Work to be completed: Count every line that includes the string "систем" in the entries that follow. Nothing besides the number is needed.

(Data records)
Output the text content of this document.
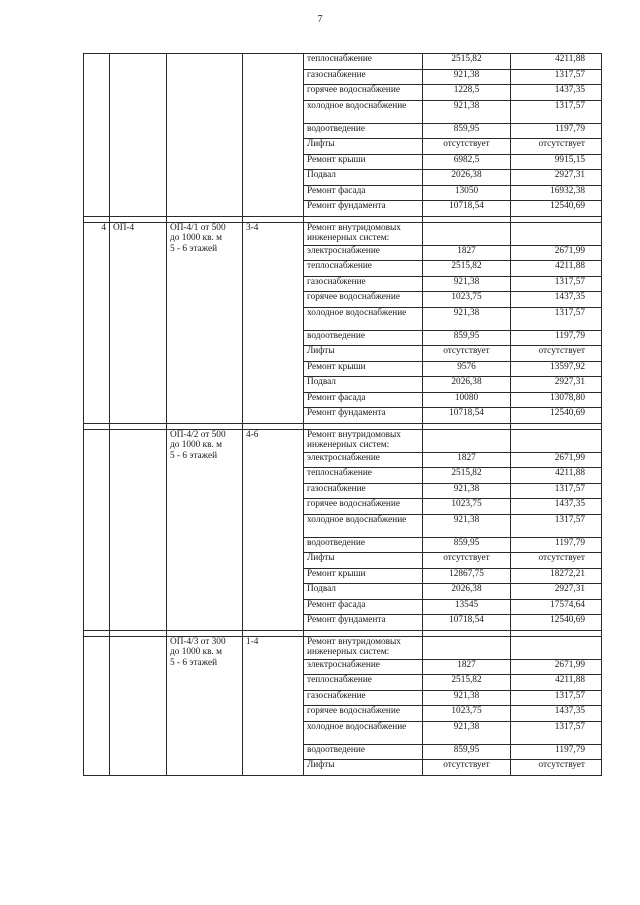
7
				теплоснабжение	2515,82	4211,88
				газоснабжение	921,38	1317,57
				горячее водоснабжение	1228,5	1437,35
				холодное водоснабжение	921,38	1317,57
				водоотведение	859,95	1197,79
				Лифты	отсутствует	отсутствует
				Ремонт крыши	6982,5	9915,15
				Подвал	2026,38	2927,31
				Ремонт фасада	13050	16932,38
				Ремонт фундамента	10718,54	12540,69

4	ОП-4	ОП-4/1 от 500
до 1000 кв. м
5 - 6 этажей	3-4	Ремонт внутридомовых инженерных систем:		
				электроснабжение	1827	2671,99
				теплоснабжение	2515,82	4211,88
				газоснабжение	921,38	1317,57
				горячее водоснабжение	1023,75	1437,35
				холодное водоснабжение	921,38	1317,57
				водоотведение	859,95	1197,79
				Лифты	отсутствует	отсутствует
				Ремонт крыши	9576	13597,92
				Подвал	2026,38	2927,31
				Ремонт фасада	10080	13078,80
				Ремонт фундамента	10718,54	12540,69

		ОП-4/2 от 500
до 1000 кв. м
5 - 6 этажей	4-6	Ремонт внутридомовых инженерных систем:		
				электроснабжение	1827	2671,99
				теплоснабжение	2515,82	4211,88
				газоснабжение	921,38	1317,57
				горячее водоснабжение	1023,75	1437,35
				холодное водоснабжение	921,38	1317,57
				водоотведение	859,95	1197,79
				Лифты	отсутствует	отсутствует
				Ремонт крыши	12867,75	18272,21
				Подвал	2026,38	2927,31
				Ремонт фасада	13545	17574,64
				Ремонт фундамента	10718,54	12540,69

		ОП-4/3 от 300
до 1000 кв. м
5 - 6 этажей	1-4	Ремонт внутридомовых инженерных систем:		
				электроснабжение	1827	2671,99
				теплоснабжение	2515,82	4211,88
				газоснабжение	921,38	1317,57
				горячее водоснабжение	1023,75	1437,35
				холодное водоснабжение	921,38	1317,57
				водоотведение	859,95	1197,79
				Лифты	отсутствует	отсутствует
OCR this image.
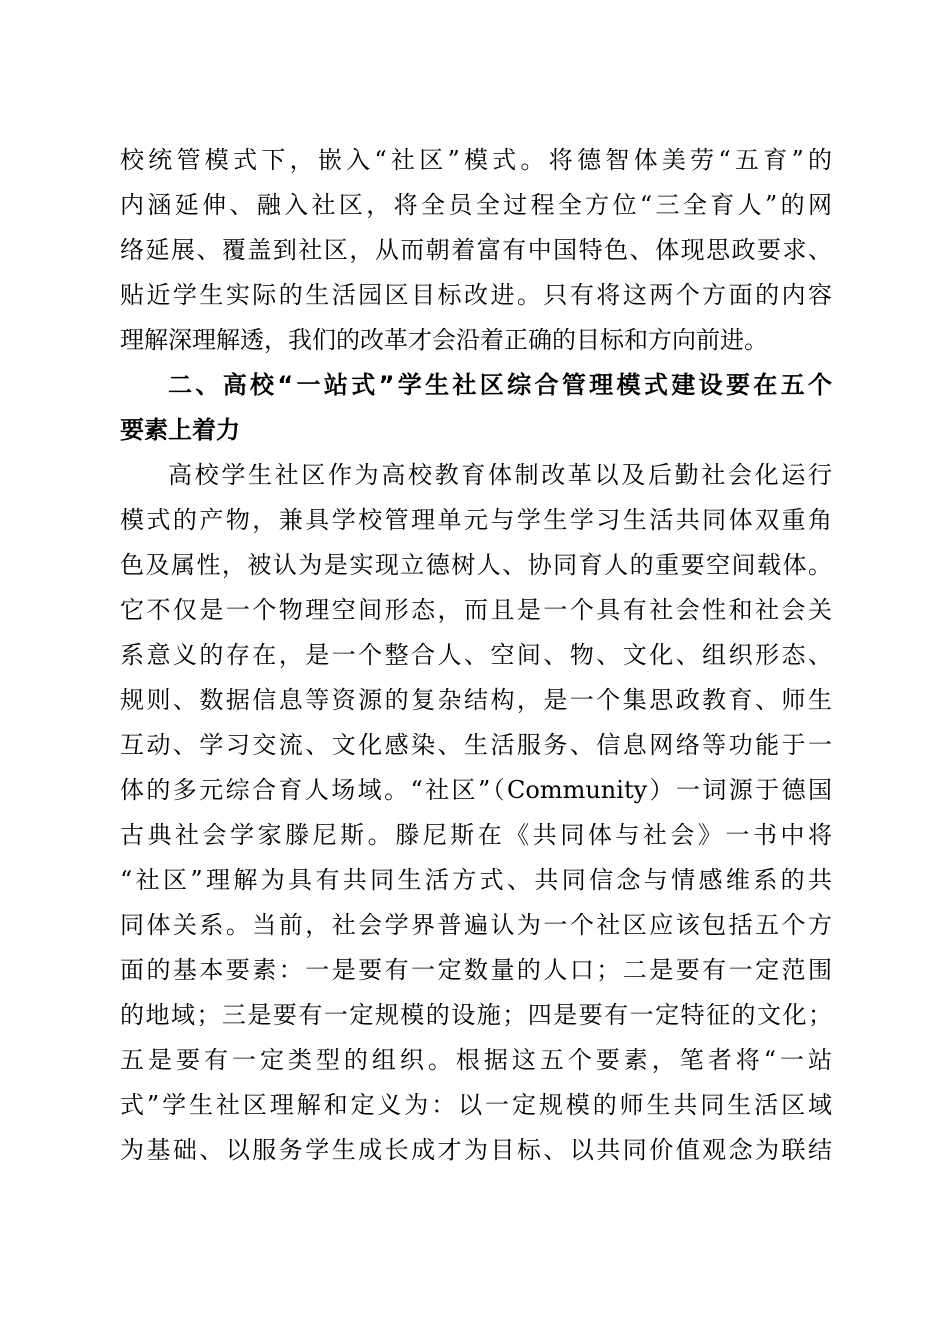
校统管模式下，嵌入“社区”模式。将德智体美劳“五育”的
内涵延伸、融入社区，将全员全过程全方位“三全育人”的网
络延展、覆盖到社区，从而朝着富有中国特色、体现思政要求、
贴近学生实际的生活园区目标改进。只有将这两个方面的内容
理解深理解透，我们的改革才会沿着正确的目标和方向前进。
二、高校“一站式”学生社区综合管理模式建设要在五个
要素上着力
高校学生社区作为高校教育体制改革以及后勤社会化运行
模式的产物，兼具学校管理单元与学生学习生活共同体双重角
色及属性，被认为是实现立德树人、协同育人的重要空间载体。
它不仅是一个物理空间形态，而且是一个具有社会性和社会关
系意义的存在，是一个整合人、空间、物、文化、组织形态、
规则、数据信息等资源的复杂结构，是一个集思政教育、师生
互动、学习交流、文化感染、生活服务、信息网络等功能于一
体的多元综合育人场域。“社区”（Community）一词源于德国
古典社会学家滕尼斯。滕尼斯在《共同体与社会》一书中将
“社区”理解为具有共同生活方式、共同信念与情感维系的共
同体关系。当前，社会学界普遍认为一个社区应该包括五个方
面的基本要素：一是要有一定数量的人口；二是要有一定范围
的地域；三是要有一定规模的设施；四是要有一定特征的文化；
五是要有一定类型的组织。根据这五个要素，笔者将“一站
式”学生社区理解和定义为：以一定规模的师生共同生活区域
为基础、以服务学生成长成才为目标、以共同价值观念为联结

...

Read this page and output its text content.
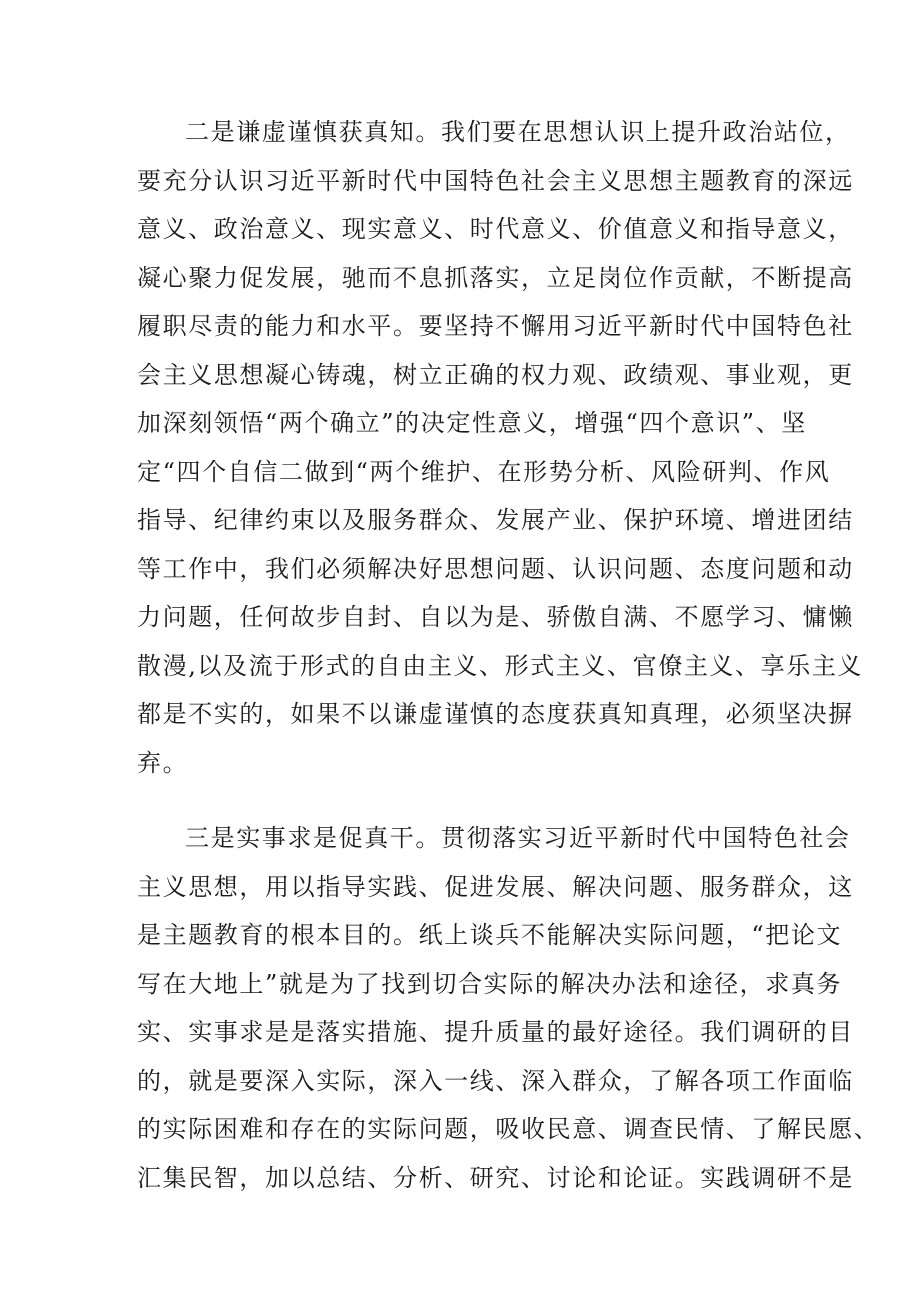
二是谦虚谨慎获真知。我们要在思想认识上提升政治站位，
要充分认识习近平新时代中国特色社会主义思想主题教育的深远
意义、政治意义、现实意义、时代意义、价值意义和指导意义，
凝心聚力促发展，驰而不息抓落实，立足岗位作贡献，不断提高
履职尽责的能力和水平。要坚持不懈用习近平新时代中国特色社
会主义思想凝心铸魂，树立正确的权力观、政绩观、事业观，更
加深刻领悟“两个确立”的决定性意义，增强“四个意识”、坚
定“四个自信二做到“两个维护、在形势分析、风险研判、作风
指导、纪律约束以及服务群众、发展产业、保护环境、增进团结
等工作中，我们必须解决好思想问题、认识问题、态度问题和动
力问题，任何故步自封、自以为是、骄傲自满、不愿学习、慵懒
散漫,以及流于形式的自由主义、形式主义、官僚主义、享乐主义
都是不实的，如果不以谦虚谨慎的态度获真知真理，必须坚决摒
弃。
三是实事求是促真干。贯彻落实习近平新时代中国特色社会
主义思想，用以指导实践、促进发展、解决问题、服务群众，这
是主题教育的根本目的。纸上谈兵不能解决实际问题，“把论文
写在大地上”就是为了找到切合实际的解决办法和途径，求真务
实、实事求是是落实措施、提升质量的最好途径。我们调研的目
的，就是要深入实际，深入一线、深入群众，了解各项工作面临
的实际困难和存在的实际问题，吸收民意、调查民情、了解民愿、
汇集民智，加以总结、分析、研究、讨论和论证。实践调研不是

Answer to this task: 3